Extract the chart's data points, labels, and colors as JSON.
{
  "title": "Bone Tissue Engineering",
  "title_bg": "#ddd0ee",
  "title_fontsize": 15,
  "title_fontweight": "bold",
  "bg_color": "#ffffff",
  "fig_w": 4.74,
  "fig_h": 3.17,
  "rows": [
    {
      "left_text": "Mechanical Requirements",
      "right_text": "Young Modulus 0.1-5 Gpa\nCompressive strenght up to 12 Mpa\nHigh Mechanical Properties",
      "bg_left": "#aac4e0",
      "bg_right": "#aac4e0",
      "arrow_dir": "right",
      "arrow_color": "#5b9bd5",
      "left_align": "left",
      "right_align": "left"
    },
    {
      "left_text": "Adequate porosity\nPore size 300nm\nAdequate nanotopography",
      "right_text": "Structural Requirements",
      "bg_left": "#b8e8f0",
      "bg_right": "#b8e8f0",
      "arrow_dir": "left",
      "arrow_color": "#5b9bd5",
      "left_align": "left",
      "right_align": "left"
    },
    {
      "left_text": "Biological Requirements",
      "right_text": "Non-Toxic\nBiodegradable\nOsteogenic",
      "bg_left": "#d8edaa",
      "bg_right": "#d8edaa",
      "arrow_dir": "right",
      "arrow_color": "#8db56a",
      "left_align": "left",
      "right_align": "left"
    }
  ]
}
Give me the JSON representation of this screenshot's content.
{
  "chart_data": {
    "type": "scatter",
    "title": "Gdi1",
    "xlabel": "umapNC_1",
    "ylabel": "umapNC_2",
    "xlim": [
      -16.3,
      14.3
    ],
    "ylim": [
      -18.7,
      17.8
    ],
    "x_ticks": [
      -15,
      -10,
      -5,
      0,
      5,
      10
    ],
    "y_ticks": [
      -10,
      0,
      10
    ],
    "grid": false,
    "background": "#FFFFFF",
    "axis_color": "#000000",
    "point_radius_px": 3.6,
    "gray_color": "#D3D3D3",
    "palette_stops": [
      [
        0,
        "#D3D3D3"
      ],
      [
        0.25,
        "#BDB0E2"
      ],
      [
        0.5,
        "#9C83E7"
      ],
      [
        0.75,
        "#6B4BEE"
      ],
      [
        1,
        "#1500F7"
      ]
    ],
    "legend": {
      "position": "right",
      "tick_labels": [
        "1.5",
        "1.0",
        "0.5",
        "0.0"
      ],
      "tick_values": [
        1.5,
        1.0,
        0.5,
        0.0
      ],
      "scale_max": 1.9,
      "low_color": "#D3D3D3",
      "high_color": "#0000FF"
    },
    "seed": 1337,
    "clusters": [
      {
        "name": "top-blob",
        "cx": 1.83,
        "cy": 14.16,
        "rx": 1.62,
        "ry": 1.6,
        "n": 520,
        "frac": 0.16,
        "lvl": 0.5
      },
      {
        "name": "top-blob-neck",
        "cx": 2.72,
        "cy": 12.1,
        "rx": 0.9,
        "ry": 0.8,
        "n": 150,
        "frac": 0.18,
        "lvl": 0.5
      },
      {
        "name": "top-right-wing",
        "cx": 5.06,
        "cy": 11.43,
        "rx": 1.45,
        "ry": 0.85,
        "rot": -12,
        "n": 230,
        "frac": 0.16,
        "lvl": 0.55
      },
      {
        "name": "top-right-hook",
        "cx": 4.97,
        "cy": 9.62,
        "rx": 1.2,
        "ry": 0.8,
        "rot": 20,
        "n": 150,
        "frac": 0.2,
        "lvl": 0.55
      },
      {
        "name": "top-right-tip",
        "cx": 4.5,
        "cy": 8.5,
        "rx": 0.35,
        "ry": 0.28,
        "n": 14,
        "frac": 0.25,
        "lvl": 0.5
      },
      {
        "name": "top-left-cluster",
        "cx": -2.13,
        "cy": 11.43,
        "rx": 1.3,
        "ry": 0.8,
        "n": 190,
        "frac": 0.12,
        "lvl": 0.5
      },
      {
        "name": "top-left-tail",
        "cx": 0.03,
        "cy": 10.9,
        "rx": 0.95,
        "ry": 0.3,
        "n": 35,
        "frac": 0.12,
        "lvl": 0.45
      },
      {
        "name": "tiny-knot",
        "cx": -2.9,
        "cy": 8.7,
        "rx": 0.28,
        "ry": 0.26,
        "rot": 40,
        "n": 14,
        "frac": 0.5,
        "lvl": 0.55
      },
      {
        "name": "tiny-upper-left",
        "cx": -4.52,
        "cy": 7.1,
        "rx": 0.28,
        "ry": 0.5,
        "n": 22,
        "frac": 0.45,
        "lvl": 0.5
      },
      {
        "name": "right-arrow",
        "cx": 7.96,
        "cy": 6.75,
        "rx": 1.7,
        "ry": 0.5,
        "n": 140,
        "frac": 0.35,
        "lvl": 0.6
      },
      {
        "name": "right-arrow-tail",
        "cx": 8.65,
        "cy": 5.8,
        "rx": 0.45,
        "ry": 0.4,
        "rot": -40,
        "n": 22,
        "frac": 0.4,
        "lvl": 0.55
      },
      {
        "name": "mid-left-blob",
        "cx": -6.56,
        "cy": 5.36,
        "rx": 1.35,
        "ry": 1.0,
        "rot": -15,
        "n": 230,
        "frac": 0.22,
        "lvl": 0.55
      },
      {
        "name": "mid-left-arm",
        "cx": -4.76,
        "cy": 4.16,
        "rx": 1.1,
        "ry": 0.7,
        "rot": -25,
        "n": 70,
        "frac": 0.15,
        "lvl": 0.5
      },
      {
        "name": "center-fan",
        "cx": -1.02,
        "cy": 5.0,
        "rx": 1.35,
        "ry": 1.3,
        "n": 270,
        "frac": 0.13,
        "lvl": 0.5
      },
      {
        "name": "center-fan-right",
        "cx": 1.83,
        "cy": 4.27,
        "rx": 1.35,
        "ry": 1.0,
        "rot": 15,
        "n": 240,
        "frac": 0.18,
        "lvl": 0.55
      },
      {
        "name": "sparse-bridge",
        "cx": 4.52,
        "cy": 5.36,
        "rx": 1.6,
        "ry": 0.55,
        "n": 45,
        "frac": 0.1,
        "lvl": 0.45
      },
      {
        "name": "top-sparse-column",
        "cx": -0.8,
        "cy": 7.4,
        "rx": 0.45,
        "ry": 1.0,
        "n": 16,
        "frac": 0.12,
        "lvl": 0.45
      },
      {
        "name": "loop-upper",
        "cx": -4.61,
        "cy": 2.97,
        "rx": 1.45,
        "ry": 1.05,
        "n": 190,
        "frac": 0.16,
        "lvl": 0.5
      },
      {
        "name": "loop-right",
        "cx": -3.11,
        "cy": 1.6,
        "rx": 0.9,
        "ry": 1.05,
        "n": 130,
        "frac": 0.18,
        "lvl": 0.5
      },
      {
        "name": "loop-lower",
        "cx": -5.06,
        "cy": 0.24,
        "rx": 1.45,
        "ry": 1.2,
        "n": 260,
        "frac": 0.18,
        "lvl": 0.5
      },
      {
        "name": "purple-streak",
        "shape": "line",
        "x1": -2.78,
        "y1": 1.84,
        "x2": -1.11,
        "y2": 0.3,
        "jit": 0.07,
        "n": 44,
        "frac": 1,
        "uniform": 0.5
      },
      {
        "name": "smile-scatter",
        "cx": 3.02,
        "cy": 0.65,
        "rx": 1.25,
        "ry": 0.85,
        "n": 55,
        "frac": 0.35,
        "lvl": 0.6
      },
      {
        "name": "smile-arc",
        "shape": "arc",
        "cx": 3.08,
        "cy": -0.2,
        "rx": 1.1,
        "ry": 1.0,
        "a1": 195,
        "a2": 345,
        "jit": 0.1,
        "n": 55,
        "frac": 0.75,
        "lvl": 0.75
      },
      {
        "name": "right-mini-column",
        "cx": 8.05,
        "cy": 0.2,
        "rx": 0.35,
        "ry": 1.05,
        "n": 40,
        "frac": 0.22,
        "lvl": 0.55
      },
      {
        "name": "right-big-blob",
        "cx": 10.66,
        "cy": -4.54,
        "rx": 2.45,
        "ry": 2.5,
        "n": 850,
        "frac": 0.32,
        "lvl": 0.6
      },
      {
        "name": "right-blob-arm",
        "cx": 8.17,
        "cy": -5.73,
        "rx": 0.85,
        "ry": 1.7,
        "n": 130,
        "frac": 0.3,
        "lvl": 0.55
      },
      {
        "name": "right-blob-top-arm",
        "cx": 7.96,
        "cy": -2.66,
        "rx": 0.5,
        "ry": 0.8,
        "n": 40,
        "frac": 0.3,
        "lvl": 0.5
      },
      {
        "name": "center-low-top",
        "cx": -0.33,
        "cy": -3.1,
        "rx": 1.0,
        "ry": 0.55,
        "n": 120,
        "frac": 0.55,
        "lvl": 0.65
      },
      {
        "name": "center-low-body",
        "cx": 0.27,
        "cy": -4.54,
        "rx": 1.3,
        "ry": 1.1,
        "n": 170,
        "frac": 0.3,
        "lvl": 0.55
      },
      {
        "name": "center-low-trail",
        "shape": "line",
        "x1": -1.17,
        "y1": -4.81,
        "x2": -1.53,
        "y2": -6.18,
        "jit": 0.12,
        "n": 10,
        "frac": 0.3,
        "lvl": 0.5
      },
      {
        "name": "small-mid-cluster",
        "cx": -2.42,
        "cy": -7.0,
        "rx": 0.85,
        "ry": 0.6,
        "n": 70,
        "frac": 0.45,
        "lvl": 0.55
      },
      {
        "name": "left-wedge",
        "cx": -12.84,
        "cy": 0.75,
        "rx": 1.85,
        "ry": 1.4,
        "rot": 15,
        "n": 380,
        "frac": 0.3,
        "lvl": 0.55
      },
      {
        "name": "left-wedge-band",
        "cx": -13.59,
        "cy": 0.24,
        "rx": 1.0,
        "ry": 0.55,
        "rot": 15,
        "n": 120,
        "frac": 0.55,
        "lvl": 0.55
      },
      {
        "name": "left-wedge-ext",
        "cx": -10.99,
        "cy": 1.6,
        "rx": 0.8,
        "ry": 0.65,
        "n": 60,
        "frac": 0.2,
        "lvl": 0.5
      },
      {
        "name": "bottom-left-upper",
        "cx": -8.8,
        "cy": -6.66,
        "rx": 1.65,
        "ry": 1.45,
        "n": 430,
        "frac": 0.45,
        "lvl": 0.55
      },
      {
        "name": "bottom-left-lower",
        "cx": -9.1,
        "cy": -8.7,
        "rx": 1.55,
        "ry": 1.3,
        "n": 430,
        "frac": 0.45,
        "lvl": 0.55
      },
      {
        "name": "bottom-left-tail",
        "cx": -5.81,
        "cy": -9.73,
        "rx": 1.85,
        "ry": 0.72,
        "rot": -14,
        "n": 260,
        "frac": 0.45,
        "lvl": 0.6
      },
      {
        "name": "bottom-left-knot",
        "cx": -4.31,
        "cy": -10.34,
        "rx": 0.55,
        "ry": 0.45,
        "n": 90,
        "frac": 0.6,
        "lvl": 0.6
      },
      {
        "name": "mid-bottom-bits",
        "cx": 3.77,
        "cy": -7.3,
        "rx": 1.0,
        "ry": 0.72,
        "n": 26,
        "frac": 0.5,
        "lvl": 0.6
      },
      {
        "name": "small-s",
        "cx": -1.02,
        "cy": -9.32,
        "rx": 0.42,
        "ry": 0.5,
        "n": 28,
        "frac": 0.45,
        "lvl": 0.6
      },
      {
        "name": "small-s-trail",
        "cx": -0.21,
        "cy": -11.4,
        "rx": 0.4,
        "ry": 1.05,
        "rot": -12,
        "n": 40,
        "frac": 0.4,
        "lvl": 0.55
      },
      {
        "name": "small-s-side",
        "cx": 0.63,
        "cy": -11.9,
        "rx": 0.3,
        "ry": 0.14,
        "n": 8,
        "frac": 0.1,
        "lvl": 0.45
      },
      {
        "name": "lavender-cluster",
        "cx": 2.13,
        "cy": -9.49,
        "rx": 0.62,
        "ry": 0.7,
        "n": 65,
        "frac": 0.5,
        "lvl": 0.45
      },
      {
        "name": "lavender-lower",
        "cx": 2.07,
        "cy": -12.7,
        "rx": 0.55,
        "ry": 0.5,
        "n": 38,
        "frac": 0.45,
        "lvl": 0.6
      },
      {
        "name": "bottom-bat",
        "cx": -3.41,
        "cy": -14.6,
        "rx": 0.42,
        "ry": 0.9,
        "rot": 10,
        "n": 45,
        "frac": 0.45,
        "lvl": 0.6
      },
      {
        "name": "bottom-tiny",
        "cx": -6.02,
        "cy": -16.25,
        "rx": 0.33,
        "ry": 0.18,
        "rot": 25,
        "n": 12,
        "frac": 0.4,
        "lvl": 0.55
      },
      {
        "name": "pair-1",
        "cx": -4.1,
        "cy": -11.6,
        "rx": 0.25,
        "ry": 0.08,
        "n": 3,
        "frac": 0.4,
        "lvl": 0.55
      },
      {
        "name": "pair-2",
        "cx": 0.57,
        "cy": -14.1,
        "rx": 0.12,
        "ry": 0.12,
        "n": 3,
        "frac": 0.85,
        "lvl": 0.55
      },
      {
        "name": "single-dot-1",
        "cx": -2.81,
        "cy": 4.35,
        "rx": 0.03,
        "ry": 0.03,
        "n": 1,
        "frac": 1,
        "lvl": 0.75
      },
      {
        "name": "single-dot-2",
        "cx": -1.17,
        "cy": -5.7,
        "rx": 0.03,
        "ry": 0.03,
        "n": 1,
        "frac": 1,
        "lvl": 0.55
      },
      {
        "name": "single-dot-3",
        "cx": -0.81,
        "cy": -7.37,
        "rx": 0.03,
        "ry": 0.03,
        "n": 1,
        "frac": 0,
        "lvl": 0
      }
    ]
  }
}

____

**SHORT TASK:** Work out how many lines of the data above contain the string "small" and give the number alone.

**COMPLETE OUTPUT:** 4